***** Input rows *****
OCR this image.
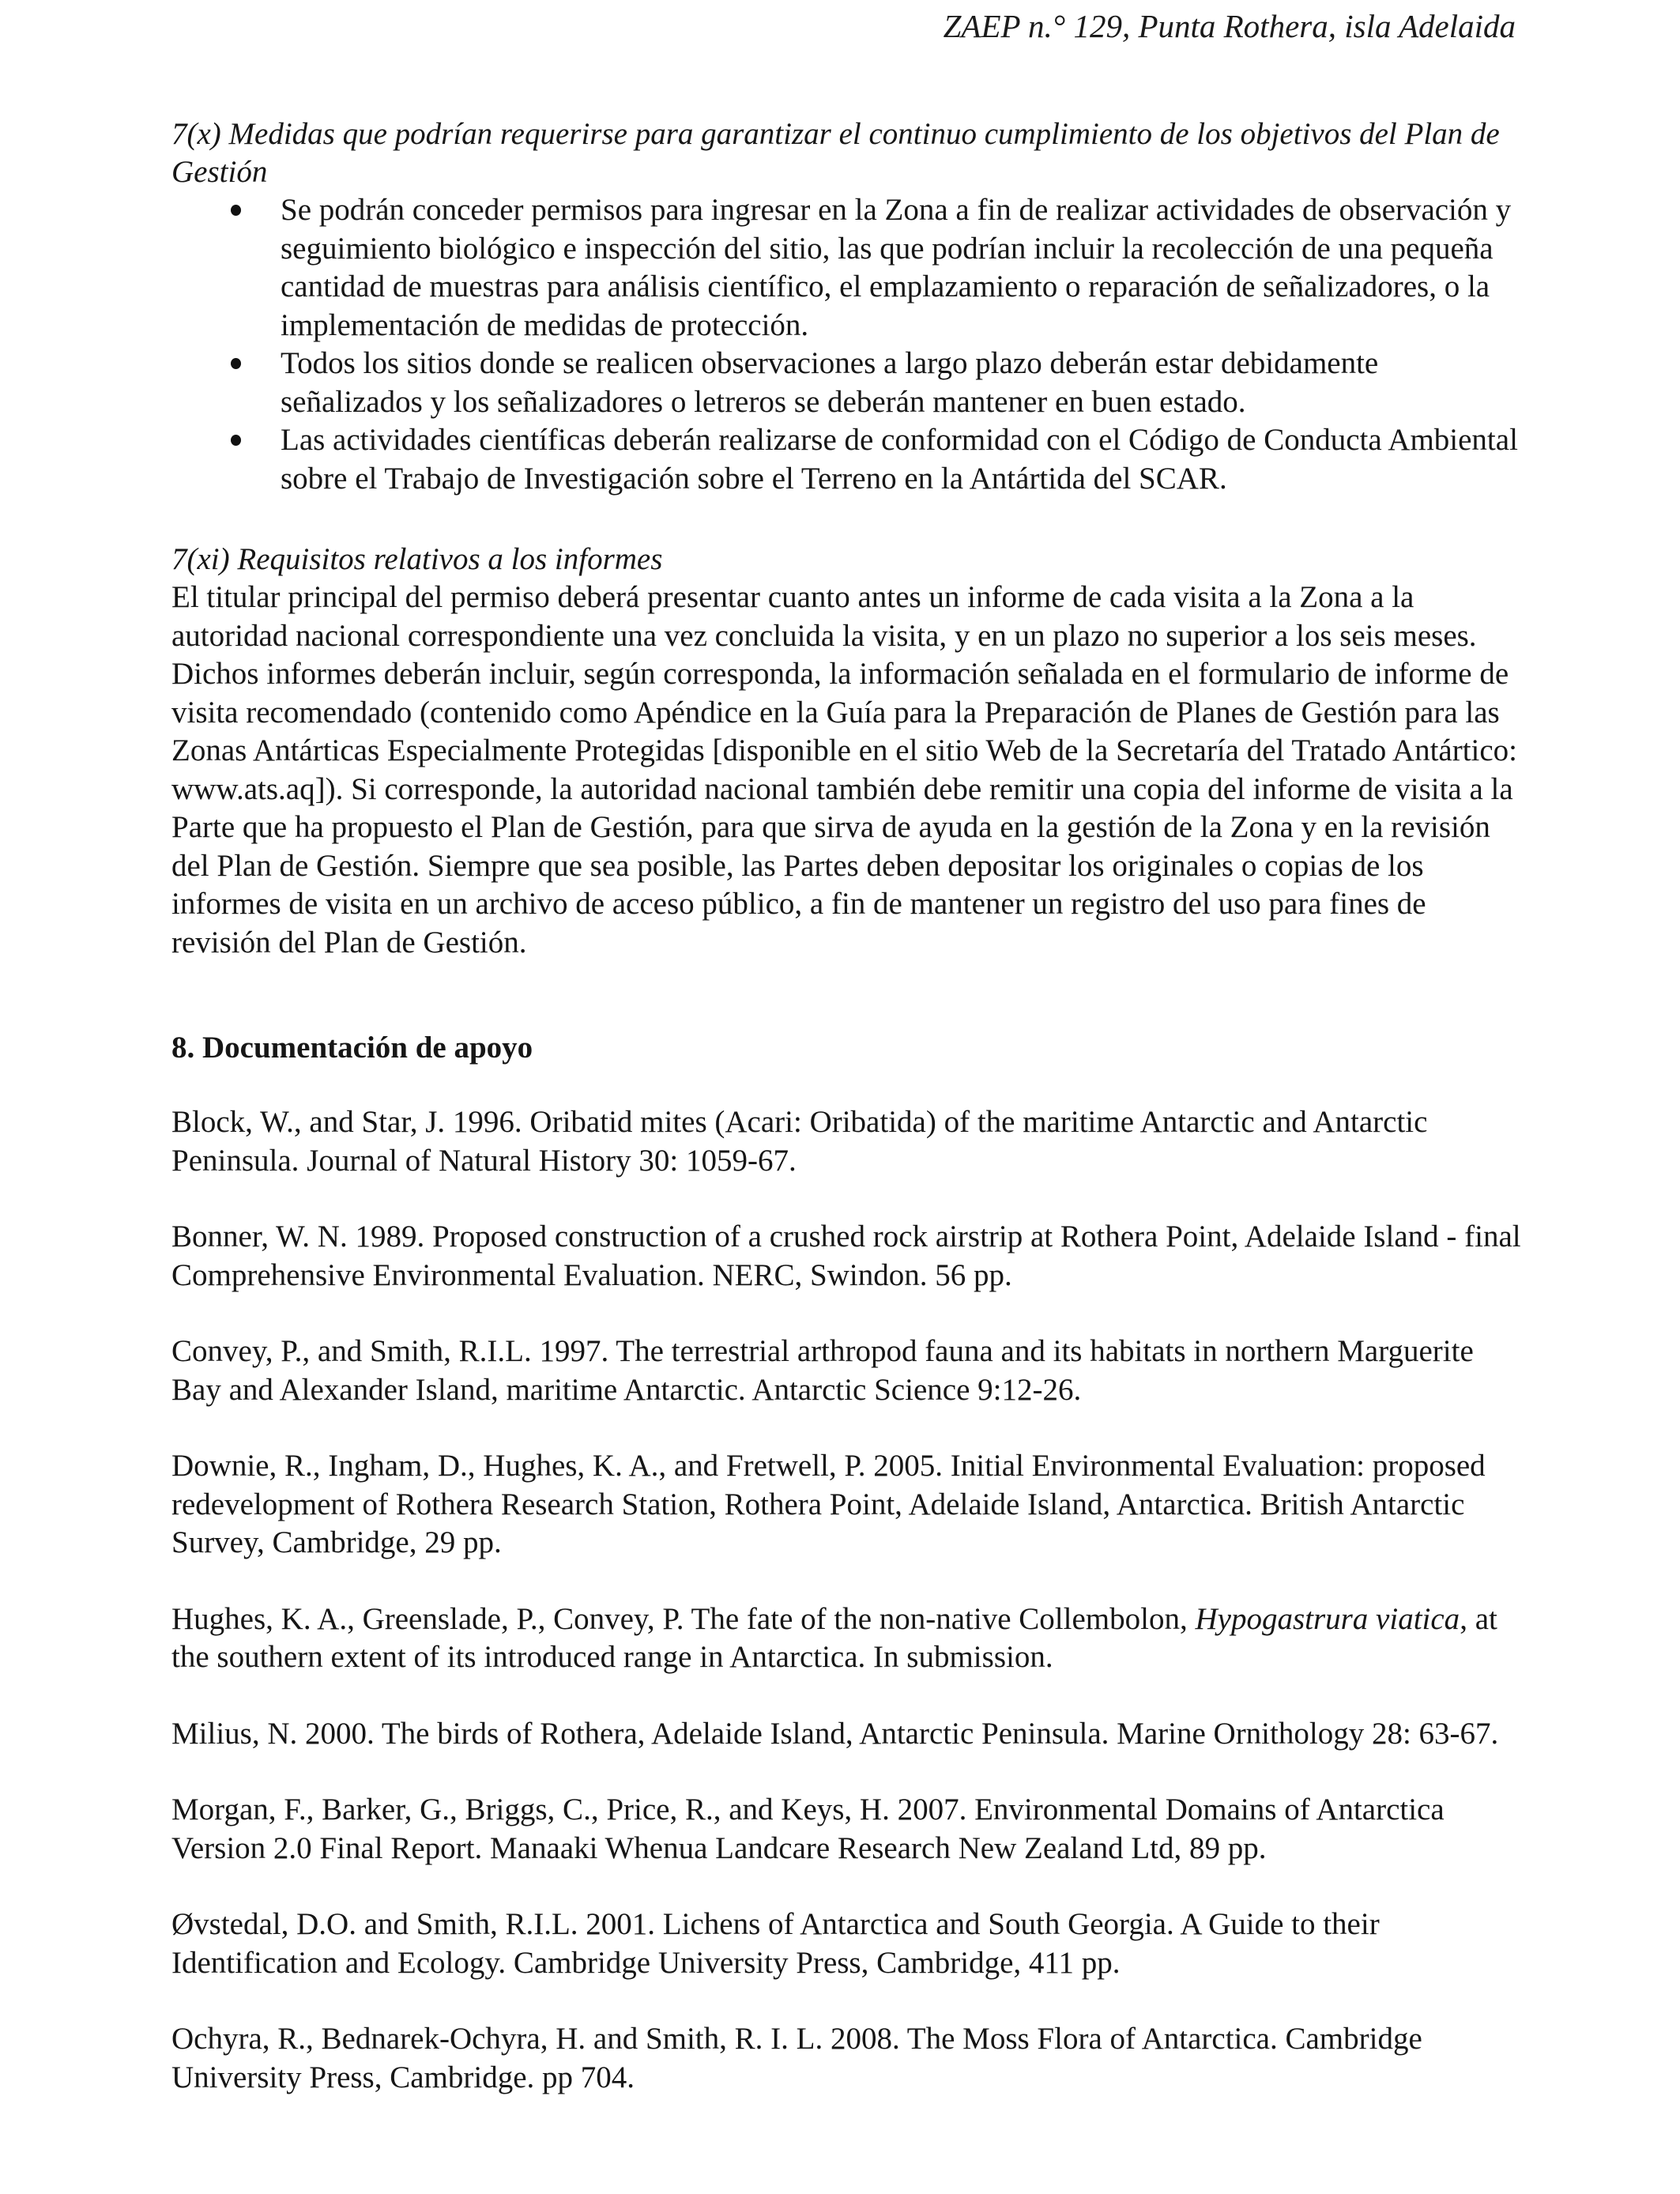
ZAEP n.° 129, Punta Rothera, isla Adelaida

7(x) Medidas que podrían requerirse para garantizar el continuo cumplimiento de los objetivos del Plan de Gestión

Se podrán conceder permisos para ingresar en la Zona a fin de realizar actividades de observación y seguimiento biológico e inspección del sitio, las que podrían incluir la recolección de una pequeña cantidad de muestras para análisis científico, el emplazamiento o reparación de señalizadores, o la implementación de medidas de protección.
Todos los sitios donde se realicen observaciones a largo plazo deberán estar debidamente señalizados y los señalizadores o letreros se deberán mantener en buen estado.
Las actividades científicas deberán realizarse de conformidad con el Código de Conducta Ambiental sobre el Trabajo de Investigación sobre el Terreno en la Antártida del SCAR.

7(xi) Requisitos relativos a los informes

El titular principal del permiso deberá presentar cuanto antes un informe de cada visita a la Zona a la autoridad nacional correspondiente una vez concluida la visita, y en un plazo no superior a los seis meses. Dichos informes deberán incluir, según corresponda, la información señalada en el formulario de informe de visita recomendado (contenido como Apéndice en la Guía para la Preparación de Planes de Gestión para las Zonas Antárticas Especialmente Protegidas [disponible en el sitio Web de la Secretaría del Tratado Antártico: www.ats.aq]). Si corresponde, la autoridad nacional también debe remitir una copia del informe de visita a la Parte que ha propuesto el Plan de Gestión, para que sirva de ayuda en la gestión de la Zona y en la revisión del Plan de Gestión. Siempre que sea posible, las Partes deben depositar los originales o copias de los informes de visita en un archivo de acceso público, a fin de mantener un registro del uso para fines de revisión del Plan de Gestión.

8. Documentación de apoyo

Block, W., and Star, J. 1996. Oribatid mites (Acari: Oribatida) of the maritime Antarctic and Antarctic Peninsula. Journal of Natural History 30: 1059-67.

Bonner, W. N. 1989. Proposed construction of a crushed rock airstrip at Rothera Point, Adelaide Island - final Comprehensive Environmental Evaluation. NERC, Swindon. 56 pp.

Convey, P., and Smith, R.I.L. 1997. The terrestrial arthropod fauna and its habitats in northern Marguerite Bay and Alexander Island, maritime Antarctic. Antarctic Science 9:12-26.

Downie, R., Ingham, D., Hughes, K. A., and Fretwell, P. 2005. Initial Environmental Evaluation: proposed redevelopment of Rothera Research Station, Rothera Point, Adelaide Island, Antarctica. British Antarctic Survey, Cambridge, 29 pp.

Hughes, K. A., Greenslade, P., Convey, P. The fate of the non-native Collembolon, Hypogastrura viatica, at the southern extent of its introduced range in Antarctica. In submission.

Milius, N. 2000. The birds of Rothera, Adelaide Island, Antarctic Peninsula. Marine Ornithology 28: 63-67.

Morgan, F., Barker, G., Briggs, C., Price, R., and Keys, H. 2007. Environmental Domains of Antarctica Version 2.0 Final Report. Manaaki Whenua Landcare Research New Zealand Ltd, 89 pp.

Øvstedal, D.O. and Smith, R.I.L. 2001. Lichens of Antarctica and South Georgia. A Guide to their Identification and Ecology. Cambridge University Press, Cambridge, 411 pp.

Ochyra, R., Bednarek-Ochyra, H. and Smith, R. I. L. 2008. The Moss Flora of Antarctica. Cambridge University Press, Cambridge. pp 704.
*****
__What is asked__.
List the lines that contain the word "Peninsula".

__Finished task__.
Block, W., and Star, J. 1996. Oribatid mites (Acari: Oribatida) of the maritime Antarctic and Antarctic Peninsula. Journal of Natural History 30: 1059-67.
Milius, N. 2000. The birds of Rothera, Adelaide Island, Antarctic Peninsula. Marine Ornithology 28: 63-67.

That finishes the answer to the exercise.